=== Excerpted records ===
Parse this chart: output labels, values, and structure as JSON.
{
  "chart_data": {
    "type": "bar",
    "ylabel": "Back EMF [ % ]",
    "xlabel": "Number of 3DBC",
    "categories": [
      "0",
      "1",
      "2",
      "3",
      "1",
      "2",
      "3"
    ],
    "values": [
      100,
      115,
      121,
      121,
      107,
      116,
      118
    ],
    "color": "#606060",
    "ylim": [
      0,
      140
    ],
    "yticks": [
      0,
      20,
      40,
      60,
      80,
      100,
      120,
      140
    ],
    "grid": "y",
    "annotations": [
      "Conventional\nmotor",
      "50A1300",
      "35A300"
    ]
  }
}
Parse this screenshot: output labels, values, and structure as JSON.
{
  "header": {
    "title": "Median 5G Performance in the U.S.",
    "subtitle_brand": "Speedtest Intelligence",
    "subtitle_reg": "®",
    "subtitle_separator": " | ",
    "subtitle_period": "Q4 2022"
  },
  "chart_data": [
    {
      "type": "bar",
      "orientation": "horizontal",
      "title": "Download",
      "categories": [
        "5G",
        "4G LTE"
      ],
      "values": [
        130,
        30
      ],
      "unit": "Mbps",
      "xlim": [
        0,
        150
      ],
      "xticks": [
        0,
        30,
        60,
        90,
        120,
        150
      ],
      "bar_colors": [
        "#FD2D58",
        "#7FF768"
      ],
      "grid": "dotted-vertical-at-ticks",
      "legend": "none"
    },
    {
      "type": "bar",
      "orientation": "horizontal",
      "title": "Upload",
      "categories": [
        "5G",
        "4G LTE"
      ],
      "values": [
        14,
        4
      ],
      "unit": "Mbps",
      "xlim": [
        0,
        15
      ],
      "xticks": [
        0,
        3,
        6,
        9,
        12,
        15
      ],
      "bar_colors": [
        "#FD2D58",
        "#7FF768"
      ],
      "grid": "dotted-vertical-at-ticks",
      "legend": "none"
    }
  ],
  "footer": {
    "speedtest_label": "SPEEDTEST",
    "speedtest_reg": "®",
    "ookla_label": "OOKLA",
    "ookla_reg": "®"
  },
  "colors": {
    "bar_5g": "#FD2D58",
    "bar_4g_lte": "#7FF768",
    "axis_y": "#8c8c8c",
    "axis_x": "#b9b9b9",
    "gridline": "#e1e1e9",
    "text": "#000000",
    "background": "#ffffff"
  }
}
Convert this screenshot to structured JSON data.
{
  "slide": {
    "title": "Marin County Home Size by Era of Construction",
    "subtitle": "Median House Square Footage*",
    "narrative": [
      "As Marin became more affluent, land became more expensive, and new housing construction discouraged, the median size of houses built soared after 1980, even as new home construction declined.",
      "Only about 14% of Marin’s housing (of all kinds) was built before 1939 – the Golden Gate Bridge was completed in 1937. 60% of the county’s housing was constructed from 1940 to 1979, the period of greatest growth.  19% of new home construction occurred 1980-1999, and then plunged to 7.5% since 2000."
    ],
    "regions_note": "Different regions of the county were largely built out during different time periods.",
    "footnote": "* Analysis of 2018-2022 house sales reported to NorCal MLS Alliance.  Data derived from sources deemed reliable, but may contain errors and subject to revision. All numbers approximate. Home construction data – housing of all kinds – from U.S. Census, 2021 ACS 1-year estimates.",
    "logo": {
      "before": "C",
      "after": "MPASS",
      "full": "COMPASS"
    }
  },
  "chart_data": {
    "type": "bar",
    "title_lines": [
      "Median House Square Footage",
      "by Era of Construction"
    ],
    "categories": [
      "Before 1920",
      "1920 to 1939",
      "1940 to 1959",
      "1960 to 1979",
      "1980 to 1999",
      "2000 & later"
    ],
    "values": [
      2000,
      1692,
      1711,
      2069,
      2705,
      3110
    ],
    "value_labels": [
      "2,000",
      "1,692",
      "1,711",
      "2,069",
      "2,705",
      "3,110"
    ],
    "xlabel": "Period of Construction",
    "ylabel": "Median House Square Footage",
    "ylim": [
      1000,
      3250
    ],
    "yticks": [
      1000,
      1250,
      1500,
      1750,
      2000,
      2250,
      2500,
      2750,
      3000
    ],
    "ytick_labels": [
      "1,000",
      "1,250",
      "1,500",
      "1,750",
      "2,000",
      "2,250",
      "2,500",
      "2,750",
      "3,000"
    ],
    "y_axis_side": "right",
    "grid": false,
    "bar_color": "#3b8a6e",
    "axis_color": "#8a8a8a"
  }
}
===
(Brief)
Return the listing above word for word.

(Correct result)
Parse this chart: output labels, values, and structure as JSON.
{
  "chart_data": {
    "type": "bar",
    "ylabel": "Back EMF [ % ]",
    "xlabel": "Number of 3DBC",
    "categories": [
      "0",
      "1",
      "2",
      "3",
      "1",
      "2",
      "3"
    ],
    "values": [
      100,
      115,
      121,
      121,
      107,
      116,
      118
    ],
    "color": "#606060",
    "ylim": [
      0,
      140
    ],
    "yticks": [
      0,
      20,
      40,
      60,
      80,
      100,
      120,
      140
    ],
    "grid": "y",
    "annotations": [
      "Conventional\nmotor",
      "50A1300",
      "35A300"
    ]
  }
}
Parse this screenshot: output labels, values, and structure as JSON.
{
  "header": {
    "title": "Median 5G Performance in the U.S.",
    "subtitle_brand": "Speedtest Intelligence",
    "subtitle_reg": "®",
    "subtitle_separator": " | ",
    "subtitle_period": "Q4 2022"
  },
  "chart_data": [
    {
      "type": "bar",
      "orientation": "horizontal",
      "title": "Download",
      "categories": [
        "5G",
        "4G LTE"
      ],
      "values": [
        130,
        30
      ],
      "unit": "Mbps",
      "xlim": [
        0,
        150
      ],
      "xticks": [
        0,
        30,
        60,
        90,
        120,
        150
      ],
      "bar_colors": [
        "#FD2D58",
        "#7FF768"
      ],
      "grid": "dotted-vertical-at-ticks",
      "legend": "none"
    },
    {
      "type": "bar",
      "orientation": "horizontal",
      "title": "Upload",
      "categories": [
        "5G",
        "4G LTE"
      ],
      "values": [
        14,
        4
      ],
      "unit": "Mbps",
      "xlim": [
        0,
        15
      ],
      "xticks": [
        0,
        3,
        6,
        9,
        12,
        15
      ],
      "bar_colors": [
        "#FD2D58",
        "#7FF768"
      ],
      "grid": "dotted-vertical-at-ticks",
      "legend": "none"
    }
  ],
  "footer": {
    "speedtest_label": "SPEEDTEST",
    "speedtest_reg": "®",
    "ookla_label": "OOKLA",
    "ookla_reg": "®"
  },
  "colors": {
    "bar_5g": "#FD2D58",
    "bar_4g_lte": "#7FF768",
    "axis_y": "#8c8c8c",
    "axis_x": "#b9b9b9",
    "gridline": "#e1e1e9",
    "text": "#000000",
    "background": "#ffffff"
  }
}
Convert this screenshot to structured JSON data.
{
  "slide": {
    "title": "Marin County Home Size by Era of Construction",
    "subtitle": "Median House Square Footage*",
    "narrative": [
      "As Marin became more affluent, land became more expensive, and new housing construction discouraged, the median size of houses built soared after 1980, even as new home construction declined.",
      "Only about 14% of Marin’s housing (of all kinds) was built before 1939 – the Golden Gate Bridge was completed in 1937. 60% of the county’s housing was constructed from 1940 to 1979, the period of greatest growth.  19% of new home construction occurred 1980-1999, and then plunged to 7.5% since 2000."
    ],
    "regions_note": "Different regions of the county were largely built out during different time periods.",
    "footnote": "* Analysis of 2018-2022 house sales reported to NorCal MLS Alliance.  Data derived from sources deemed reliable, but may contain errors and subject to revision. All numbers approximate. Home construction data – housing of all kinds – from U.S. Census, 2021 ACS 1-year estimates.",
    "logo": {
      "before": "C",
      "after": "MPASS",
      "full": "COMPASS"
    }
  },
  "chart_data": {
    "type": "bar",
    "title_lines": [
      "Median House Square Footage",
      "by Era of Construction"
    ],
    "categories": [
      "Before 1920",
      "1920 to 1939",
      "1940 to 1959",
      "1960 to 1979",
      "1980 to 1999",
      "2000 & later"
    ],
    "values": [
      2000,
      1692,
      1711,
      2069,
      2705,
      3110
    ],
    "value_labels": [
      "2,000",
      "1,692",
      "1,711",
      "2,069",
      "2,705",
      "3,110"
    ],
    "xlabel": "Period of Construction",
    "ylabel": "Median House Square Footage",
    "ylim": [
      1000,
      3250
    ],
    "yticks": [
      1000,
      1250,
      1500,
      1750,
      2000,
      2250,
      2500,
      2750,
      3000
    ],
    "ytick_labels": [
      "1,000",
      "1,250",
      "1,500",
      "1,750",
      "2,000",
      "2,250",
      "2,500",
      "2,750",
      "3,000"
    ],
    "y_axis_side": "right",
    "grid": false,
    "bar_color": "#3b8a6e",
    "axis_color": "#8a8a8a"
  }
}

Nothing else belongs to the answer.